RECORDS TO USE.
————

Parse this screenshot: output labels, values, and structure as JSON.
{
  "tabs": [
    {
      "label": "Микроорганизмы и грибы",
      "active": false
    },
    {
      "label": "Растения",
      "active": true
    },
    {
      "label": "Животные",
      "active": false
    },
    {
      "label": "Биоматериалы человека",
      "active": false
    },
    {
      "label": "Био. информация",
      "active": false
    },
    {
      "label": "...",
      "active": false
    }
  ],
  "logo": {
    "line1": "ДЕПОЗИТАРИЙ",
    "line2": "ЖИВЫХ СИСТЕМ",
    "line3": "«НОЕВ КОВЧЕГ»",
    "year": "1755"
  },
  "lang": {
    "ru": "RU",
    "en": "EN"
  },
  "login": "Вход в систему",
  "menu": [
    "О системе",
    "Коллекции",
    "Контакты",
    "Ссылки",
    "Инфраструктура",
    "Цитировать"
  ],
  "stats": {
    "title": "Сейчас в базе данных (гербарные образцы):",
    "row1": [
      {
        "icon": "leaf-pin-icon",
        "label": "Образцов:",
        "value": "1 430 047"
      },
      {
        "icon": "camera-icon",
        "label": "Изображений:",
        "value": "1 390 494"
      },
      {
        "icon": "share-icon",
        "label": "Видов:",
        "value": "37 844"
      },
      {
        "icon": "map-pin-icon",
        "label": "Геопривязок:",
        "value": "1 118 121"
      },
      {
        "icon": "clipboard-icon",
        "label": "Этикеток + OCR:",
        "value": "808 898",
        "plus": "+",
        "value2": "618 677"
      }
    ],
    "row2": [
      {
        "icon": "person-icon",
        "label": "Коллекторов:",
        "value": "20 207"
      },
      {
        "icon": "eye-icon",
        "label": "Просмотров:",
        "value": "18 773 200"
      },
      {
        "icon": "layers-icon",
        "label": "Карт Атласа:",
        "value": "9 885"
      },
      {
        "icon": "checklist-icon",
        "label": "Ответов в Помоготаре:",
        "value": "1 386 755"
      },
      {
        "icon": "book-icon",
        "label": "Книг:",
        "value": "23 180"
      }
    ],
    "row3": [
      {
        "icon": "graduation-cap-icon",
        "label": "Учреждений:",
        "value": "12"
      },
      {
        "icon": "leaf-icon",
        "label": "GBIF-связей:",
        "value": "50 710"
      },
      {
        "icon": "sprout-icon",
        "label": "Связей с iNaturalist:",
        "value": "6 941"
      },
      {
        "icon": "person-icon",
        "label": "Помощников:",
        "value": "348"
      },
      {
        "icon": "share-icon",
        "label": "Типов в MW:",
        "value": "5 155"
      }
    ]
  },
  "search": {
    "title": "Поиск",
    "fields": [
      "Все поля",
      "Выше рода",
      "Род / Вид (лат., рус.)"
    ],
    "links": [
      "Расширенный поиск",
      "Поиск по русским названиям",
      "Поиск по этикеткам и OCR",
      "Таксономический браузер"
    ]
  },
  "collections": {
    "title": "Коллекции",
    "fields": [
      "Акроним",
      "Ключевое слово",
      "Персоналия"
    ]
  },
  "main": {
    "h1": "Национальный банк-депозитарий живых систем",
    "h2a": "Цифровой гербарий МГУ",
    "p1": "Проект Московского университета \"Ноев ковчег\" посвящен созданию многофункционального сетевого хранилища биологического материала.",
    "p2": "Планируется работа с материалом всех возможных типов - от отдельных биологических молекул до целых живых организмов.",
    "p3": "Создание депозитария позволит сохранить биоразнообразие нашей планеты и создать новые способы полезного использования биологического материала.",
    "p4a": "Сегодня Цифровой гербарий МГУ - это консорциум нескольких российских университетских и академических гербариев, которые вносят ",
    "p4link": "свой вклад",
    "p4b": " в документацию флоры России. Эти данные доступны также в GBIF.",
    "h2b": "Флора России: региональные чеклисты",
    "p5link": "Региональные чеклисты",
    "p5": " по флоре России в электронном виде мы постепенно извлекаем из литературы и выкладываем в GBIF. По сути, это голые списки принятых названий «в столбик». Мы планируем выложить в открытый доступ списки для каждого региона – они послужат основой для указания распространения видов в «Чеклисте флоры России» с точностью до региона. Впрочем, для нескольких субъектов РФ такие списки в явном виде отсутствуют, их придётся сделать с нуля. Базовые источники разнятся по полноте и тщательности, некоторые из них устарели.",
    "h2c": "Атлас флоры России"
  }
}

————

TASK TO COMPLETE. Look through the material above. Copy each line where the word "GBIF" appears.

OUTPUT BELOW.
        "label": "GBIF-связей:",
    "p4b": " в документацию флоры России. Эти данные доступны также в GBIF.",
    "p5": " по флоре России в электронном виде мы постепенно извлекаем из литературы и выкладываем в GBIF. По сути, это голые списки принятых названий «в столбик». Мы планируем выложить в открытый доступ списки для каждого региона – они послужат основой для указания распространения видов в «Чеклисте флоры России» с точностью до региона. Впрочем, для нескольких субъектов РФ такие списки в явном виде отсутствуют, их придётся сделать с нуля. Базовые источники разнятся по полноте и тщательности, некоторые из них устарели.",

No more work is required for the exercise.